▶ _What you are asked to do_
Go through the lines below and tally each one holding "halen". Write only the total.

--- START ---

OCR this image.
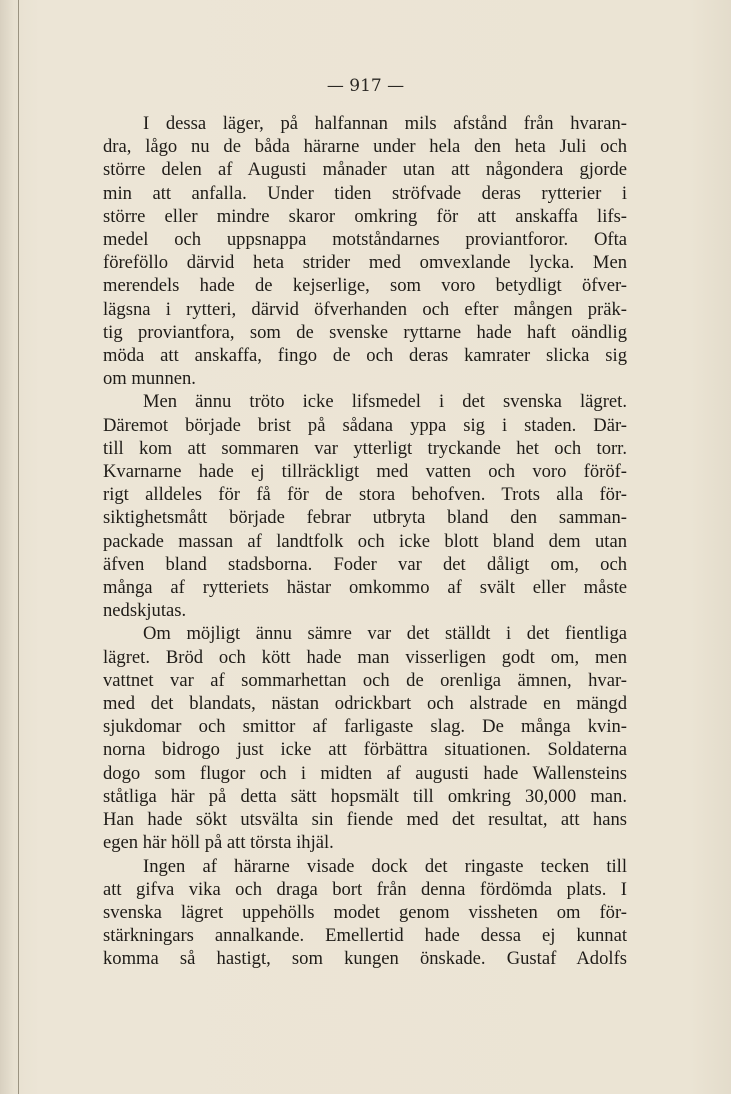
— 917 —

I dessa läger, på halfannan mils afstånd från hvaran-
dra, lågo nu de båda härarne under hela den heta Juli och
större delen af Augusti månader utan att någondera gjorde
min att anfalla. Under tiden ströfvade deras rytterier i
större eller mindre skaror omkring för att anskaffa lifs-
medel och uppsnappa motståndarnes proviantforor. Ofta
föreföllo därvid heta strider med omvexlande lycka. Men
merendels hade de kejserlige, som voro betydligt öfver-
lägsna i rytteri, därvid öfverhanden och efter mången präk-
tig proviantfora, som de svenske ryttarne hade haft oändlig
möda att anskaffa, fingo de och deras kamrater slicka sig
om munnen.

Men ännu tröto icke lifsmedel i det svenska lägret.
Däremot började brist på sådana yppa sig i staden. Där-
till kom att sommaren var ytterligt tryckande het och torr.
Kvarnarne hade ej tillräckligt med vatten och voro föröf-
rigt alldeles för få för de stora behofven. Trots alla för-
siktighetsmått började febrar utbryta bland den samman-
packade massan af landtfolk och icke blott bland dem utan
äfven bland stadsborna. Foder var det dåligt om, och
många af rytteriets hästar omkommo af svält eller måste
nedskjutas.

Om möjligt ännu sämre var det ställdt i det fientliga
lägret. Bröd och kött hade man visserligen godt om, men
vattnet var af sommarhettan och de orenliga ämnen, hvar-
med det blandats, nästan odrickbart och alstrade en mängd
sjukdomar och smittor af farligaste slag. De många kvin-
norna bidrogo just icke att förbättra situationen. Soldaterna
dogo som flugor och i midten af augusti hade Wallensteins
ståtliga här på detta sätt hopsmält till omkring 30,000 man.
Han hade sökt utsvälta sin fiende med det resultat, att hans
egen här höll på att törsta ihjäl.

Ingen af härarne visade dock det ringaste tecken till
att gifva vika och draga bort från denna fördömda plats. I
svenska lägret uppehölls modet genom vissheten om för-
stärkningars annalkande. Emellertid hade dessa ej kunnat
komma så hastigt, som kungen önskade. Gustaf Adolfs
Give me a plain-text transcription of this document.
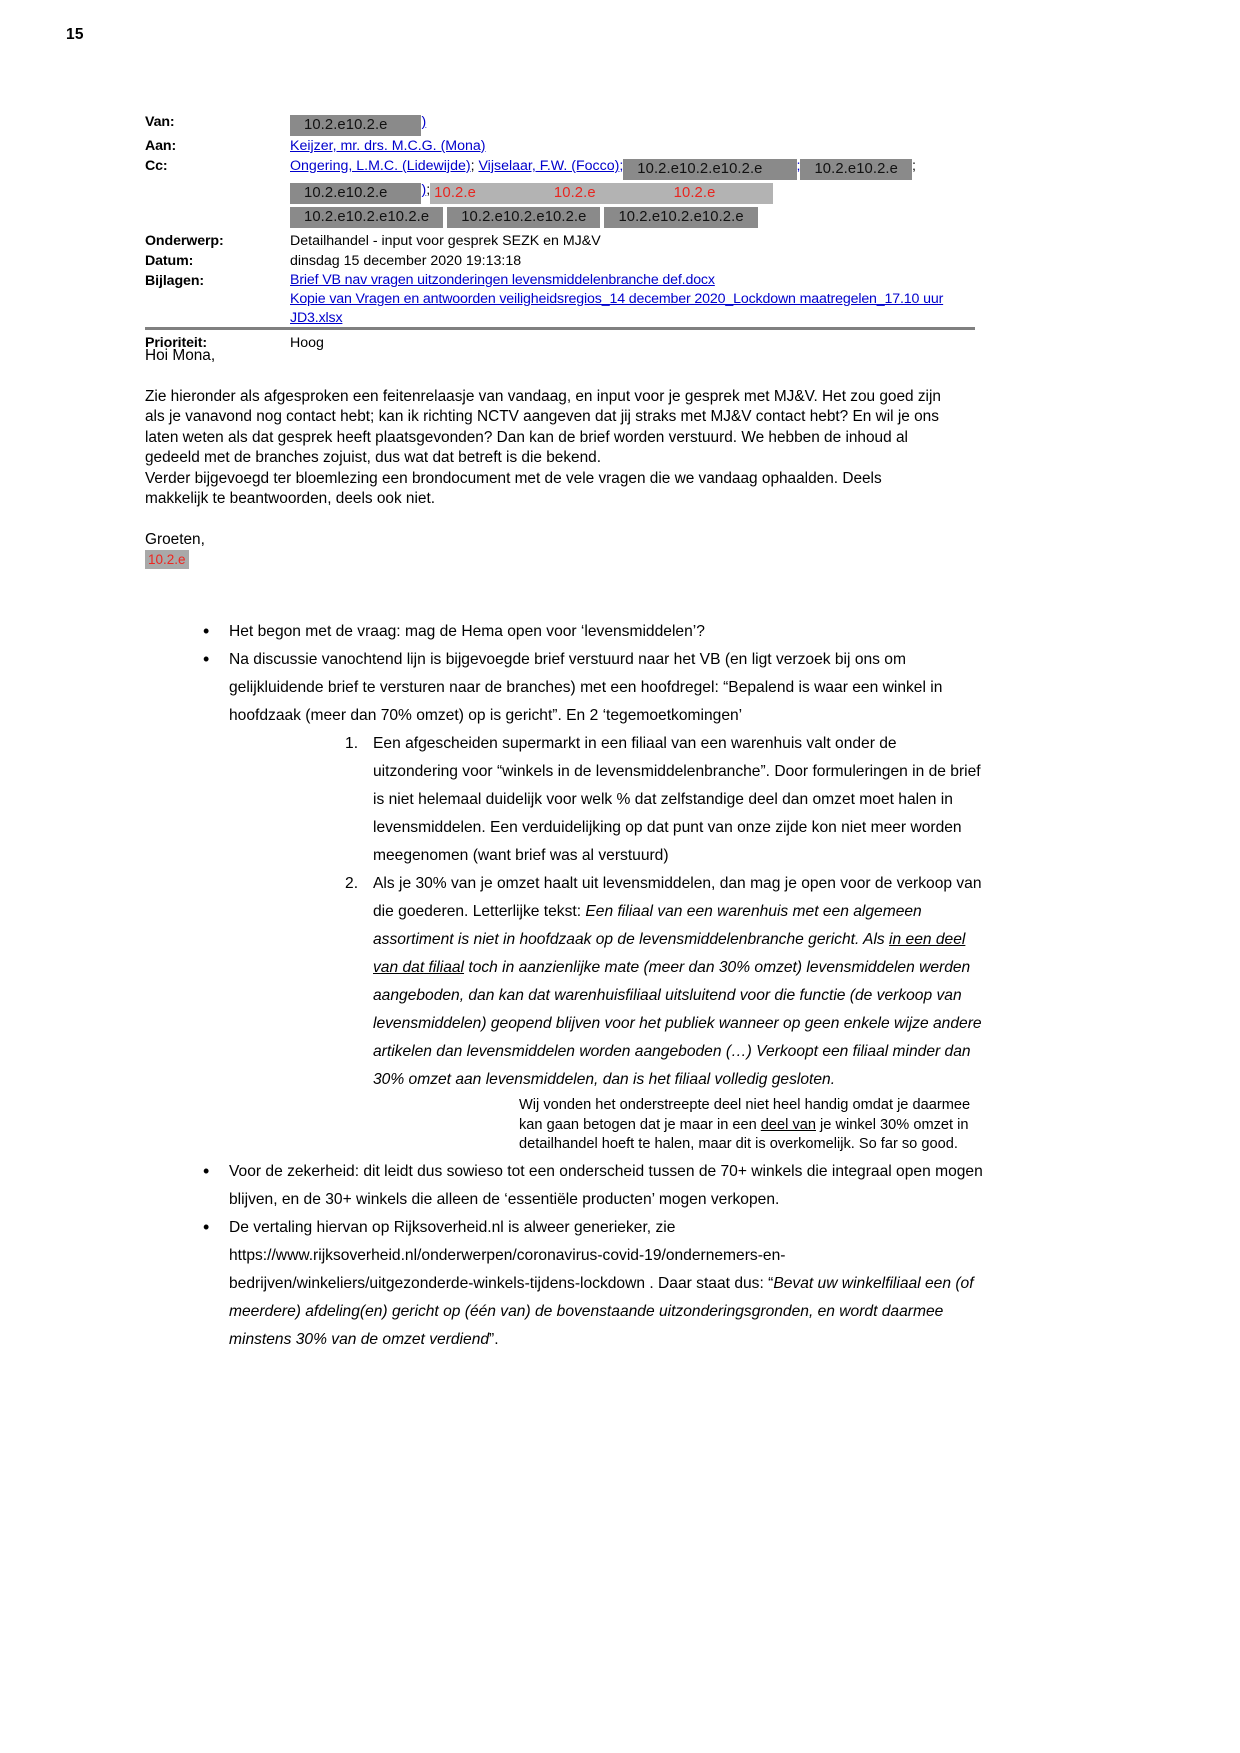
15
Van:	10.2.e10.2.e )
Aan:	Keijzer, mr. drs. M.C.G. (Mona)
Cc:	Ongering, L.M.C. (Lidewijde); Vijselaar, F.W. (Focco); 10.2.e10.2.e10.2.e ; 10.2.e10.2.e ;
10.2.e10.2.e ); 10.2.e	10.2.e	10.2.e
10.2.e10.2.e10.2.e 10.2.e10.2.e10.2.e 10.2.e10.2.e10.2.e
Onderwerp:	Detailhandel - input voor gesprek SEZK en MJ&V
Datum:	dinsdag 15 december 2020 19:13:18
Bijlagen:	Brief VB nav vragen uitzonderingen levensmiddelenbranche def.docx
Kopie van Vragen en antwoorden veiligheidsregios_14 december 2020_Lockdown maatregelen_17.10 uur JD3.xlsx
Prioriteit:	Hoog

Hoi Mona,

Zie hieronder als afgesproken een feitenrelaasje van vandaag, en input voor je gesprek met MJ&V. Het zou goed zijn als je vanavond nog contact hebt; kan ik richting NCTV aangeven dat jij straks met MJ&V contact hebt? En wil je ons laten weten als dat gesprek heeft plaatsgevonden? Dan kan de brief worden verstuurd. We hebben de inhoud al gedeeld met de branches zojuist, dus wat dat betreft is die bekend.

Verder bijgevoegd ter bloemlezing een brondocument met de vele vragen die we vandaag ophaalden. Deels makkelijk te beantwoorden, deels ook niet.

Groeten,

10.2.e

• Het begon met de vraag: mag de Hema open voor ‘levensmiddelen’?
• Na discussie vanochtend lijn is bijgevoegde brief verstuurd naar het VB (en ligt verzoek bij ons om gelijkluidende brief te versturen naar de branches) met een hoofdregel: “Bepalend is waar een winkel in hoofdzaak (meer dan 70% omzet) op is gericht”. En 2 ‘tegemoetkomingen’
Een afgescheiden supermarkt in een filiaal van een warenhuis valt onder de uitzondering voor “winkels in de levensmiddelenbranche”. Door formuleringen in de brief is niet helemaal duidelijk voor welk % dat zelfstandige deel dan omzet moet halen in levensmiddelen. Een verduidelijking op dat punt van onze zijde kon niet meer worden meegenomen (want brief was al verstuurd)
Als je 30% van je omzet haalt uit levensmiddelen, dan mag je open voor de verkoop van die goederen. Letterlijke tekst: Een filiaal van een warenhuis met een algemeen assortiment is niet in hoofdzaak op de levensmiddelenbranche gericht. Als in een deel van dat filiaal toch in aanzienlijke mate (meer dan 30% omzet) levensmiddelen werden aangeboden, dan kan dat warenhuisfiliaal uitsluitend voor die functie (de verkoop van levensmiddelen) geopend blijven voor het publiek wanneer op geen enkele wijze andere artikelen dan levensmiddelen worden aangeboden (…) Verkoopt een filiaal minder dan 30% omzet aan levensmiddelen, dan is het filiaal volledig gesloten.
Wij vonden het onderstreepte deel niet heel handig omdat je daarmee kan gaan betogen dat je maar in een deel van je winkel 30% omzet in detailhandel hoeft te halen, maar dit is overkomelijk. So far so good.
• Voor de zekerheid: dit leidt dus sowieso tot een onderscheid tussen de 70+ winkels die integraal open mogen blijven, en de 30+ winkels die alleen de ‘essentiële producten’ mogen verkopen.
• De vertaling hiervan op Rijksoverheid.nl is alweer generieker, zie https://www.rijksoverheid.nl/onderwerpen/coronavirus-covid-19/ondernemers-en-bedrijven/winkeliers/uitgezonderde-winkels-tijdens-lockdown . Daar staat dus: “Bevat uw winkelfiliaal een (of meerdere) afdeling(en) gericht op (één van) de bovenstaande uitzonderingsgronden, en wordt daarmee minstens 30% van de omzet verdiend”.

--- END ---

▶ _Reply_
2